Work order: Your copy should match the records exactly, apart from the pictures, which stay out.

Stored records:
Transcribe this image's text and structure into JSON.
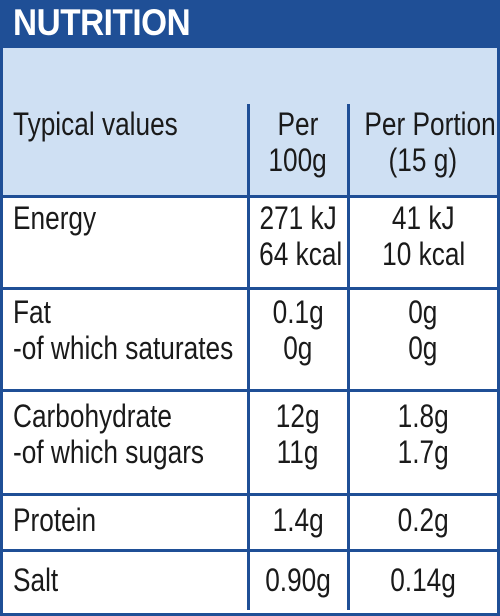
{
  "title": "NUTRITION",
  "header": {
    "col1": "Typical values",
    "col2_line1": "Per",
    "col2_line2": "100g",
    "col3_line1": "Per Portion",
    "col3_line2": "(15 g)"
  },
  "rows": [
    {
      "label1": "Energy",
      "v1a": "271 kJ",
      "v1b": "64 kcal",
      "v2a": "41 kJ",
      "v2b": "10 kcal"
    },
    {
      "label1": "Fat",
      "label2": "-of which saturates",
      "v1a": "0.1g",
      "v1b": "0g",
      "v2a": "0g",
      "v2b": "0g"
    },
    {
      "label1": "Carbohydrate",
      "label2": "-of which sugars",
      "v1a": "12g",
      "v1b": "11g",
      "v2a": "1.8g",
      "v2b": "1.7g"
    },
    {
      "label1": "Protein",
      "v1a": "1.4g",
      "v2a": "0.2g"
    },
    {
      "label1": "Salt",
      "v1a": "0.90g",
      "v2a": "0.14g"
    }
  ],
  "colors": {
    "brand_blue": "#1f4f96",
    "light_blue": "#cfe0f3"
  }
}
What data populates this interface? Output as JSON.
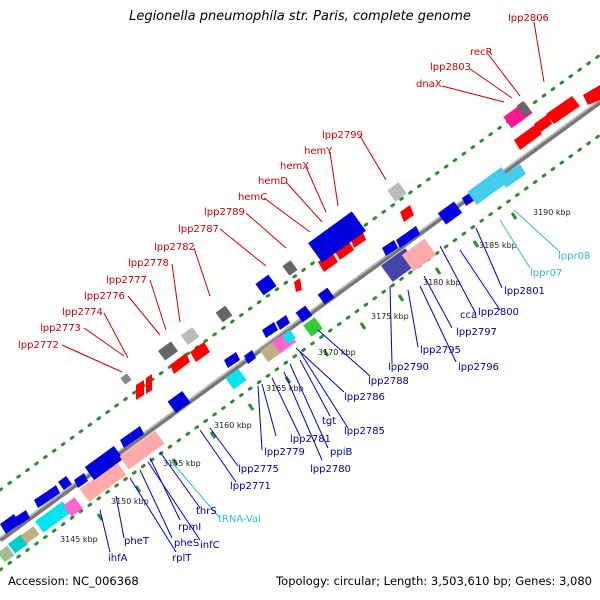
{
  "title": "Legionella pneumophila str. Paris, complete genome",
  "footer": {
    "accession": "Accession: NC_006368",
    "info": "Topology: circular; Length: 3,503,610 bp; Genes: 3,080"
  },
  "ticks": [
    "3145 kbp",
    "3150 kbp",
    "3155 kbp",
    "3160 kbp",
    "3165 kbp",
    "3170 kbp",
    "3175 kbp",
    "3180 kbp",
    "3185 kbp",
    "3190 kbp"
  ],
  "upper_labels": [
    "lpp2772",
    "lpp2773",
    "lpp2774",
    "lpp2776",
    "lpp2777",
    "lpp2778",
    "lpp2782",
    "lpp2787",
    "lpp2789",
    "hemC",
    "hemD",
    "hemX",
    "hemY",
    "lpp2799",
    "dnaX",
    "lpp2803",
    "recR",
    "lpp2806"
  ],
  "lower_labels": [
    "ihfA",
    "pheT",
    "rplT",
    "pheS",
    "infC",
    "rpmI",
    "thrS",
    "tRNA-Val",
    "lpp2771",
    "lpp2775",
    "lpp2779",
    "lpp2781",
    "lpp2780",
    "ppiB",
    "tgt",
    "lpp2786",
    "lpp2785",
    "lpp2788",
    "lpp2790",
    "lpp2795",
    "lpp2796",
    "lpp2797",
    "cca",
    "lpp2800",
    "lpp2801",
    "lppr07",
    "lppr08"
  ],
  "colors": {
    "backbone": "#8a8a8a",
    "dots": "#2e8b2e",
    "forward_gene": "#ff0000",
    "reverse_gene": "#0000dd",
    "upper_label": "#cc0000",
    "lower_label": "#0000aa",
    "rna_label": "#33bbcc"
  }
}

Answer:
Transcribe this image's text and structure into JSON.
{
  "title": "NUTRITION",
  "header": {
    "col1": "Typical values",
    "col2_line1": "Per",
    "col2_line2": "100g",
    "col3_line1": "Per Portion",
    "col3_line2": "(15 g)"
  },
  "rows": [
    {
      "label1": "Energy",
      "v1a": "271 kJ",
      "v1b": "64 kcal",
      "v2a": "41 kJ",
      "v2b": "10 kcal"
    },
    {
      "label1": "Fat",
      "label2": "-of which saturates",
      "v1a": "0.1g",
      "v1b": "0g",
      "v2a": "0g",
      "v2b": "0g"
    },
    {
      "label1": "Carbohydrate",
      "label2": "-of which sugars",
      "v1a": "12g",
      "v1b": "11g",
      "v2a": "1.8g",
      "v2b": "1.7g"
    },
    {
      "label1": "Protein",
      "v1a": "1.4g",
      "v2a": "0.2g"
    },
    {
      "label1": "Salt",
      "v1a": "0.90g",
      "v2a": "0.14g"
    }
  ],
  "colors": {
    "brand_blue": "#1f4f96",
    "light_blue": "#cfe0f3"
  }
}
What data populates this interface? Output as JSON.
{
  "title": "Legionella pneumophila str. Paris, complete genome",
  "footer": {
    "accession": "Accession: NC_006368",
    "info": "Topology: circular; Length: 3,503,610 bp; Genes: 3,080"
  },
  "ticks": [
    "3145 kbp",
    "3150 kbp",
    "3155 kbp",
    "3160 kbp",
    "3165 kbp",
    "3170 kbp",
    "3175 kbp",
    "3180 kbp",
    "3185 kbp",
    "3190 kbp"
  ],
  "upper_labels": [
    "lpp2772",
    "lpp2773",
    "lpp2774",
    "lpp2776",
    "lpp2777",
    "lpp2778",
    "lpp2782",
    "lpp2787",
    "lpp2789",
    "hemC",
    "hemD",
    "hemX",
    "hemY",
    "lpp2799",
    "dnaX",
    "lpp2803",
    "recR",
    "lpp2806"
  ],
  "lower_labels": [
    "ihfA",
    "pheT",
    "rplT",
    "pheS",
    "infC",
    "rpmI",
    "thrS",
    "tRNA-Val",
    "lpp2771",
    "lpp2775",
    "lpp2779",
    "lpp2781",
    "lpp2780",
    "ppiB",
    "tgt",
    "lpp2786",
    "lpp2785",
    "lpp2788",
    "lpp2790",
    "lpp2795",
    "lpp2796",
    "lpp2797",
    "cca",
    "lpp2800",
    "lpp2801",
    "lppr07",
    "lppr08"
  ],
  "colors": {
    "backbone": "#8a8a8a",
    "dots": "#2e8b2e",
    "forward_gene": "#ff0000",
    "reverse_gene": "#0000dd",
    "upper_label": "#cc0000",
    "lower_label": "#0000aa",
    "rna_label": "#33bbcc"
  }
}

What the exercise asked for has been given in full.